◆ Problem to work on ◆
Look for "ByLayer" in the listing below. Gather each line that contains it.

Stored data:

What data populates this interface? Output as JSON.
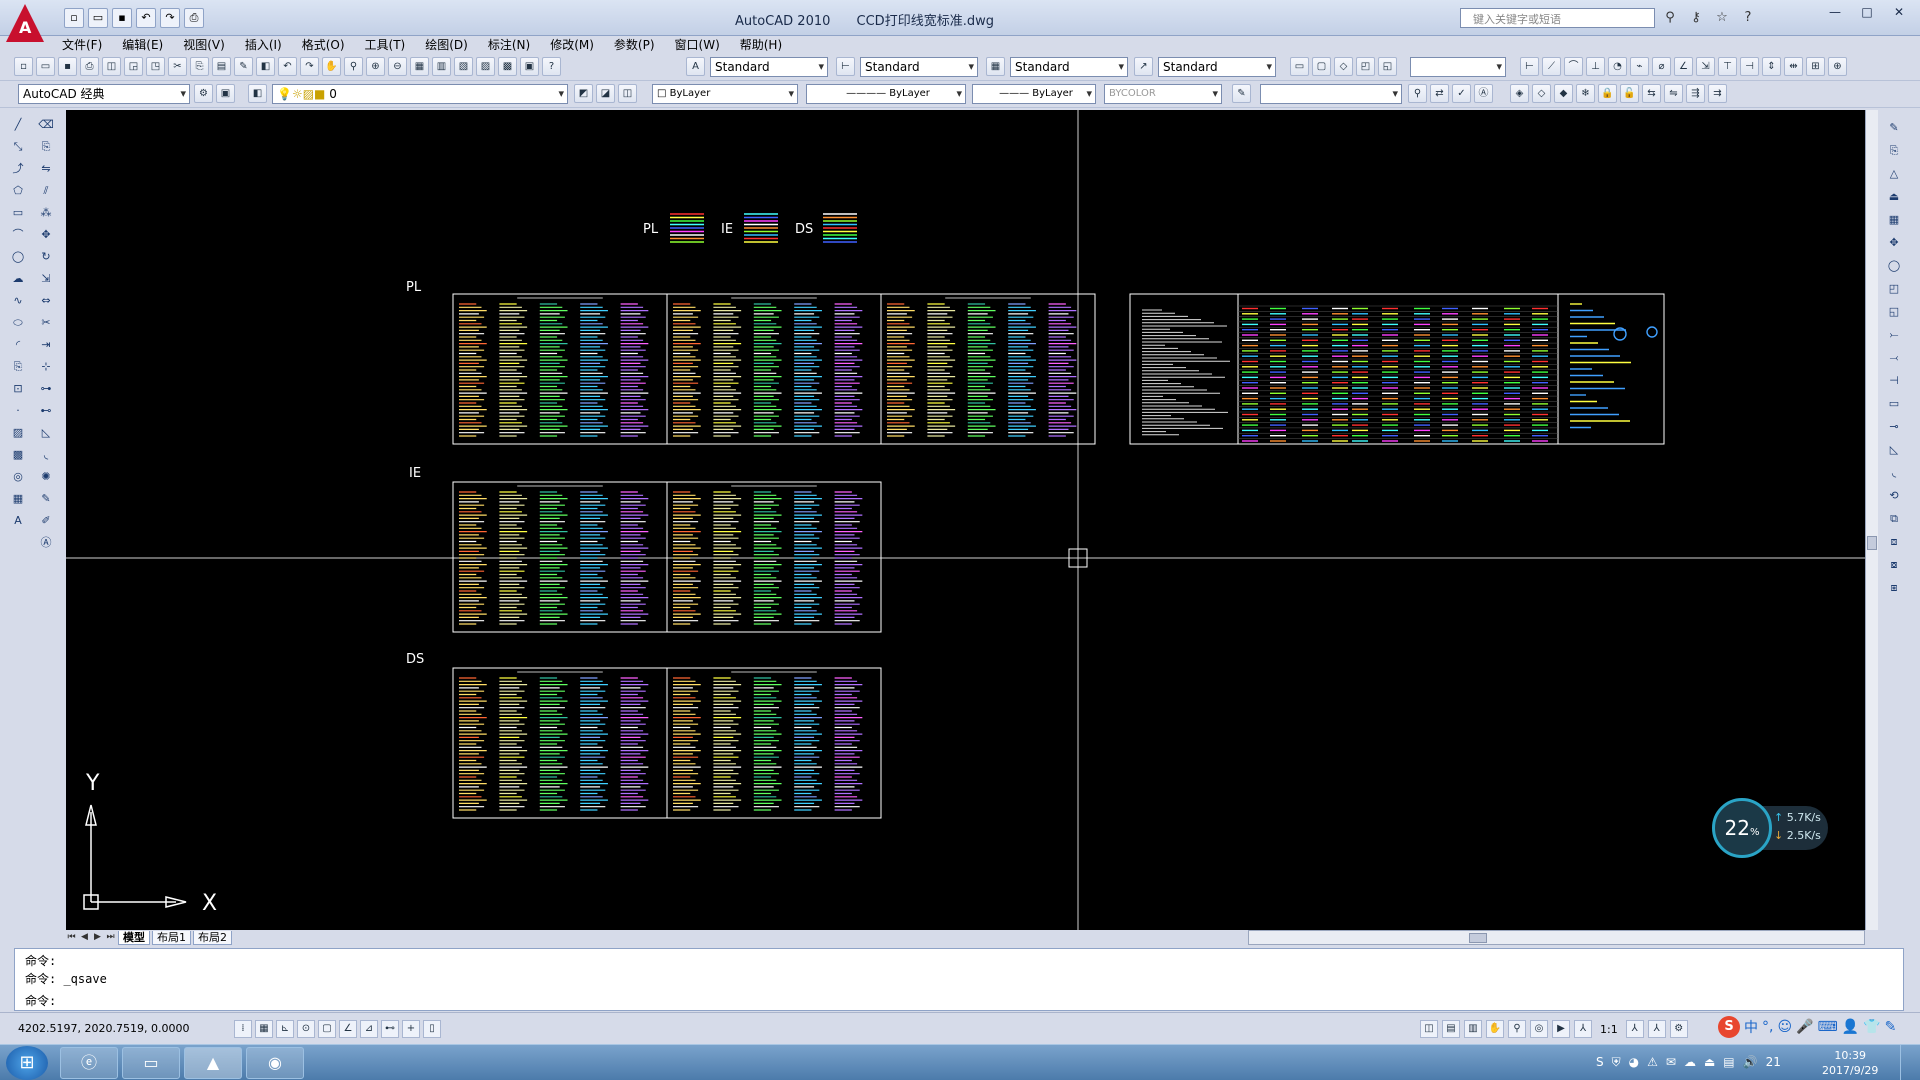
{
  "window": {
    "app_title": "AutoCAD 2010",
    "file_title": "CCD打印线宽标准.dwg",
    "search_placeholder": "键入关键字或短语",
    "minimize": "—",
    "restore": "□",
    "close": "✕"
  },
  "menu": [
    "文件(F)",
    "编辑(E)",
    "视图(V)",
    "插入(I)",
    "格式(O)",
    "工具(T)",
    "绘图(D)",
    "标注(N)",
    "修改(M)",
    "参数(P)",
    "窗口(W)",
    "帮助(H)"
  ],
  "toolbar_styles": {
    "text_style": "Standard",
    "dim_style": "Standard",
    "table_style": "Standard",
    "multileader_style": "Standard"
  },
  "toolbar_row2": {
    "workspace": "AutoCAD 经典",
    "layer": "0",
    "color": "ByLayer",
    "linetype": "ByLayer",
    "lineweight": "ByLayer",
    "plotstyle": "BYCOLOR"
  },
  "drawing": {
    "labels": [
      "PL",
      "IE",
      "DS"
    ],
    "ucs_x": "X",
    "ucs_y": "Y"
  },
  "layout_tabs": [
    "模型",
    "布局1",
    "布局2"
  ],
  "command_lines": [
    "命令:",
    "命令: _qsave",
    "命令:"
  ],
  "status": {
    "coordinates": "4202.5197, 2020.7519, 0.0000",
    "annotation_scale": "1:1"
  },
  "network_widget": {
    "percent": "22",
    "percent_unit": "%",
    "upload": "5.7K/s",
    "download": "2.5K/s"
  },
  "ime": {
    "logo": "S",
    "lang": "中"
  },
  "taskbar": {
    "time": "10:39",
    "date": "2017/9/29",
    "tray_num": "21"
  }
}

◆ Reply to the exercise ◆
    "color": "ByLayer",
    "linetype": "ByLayer",
    "lineweight": "ByLayer",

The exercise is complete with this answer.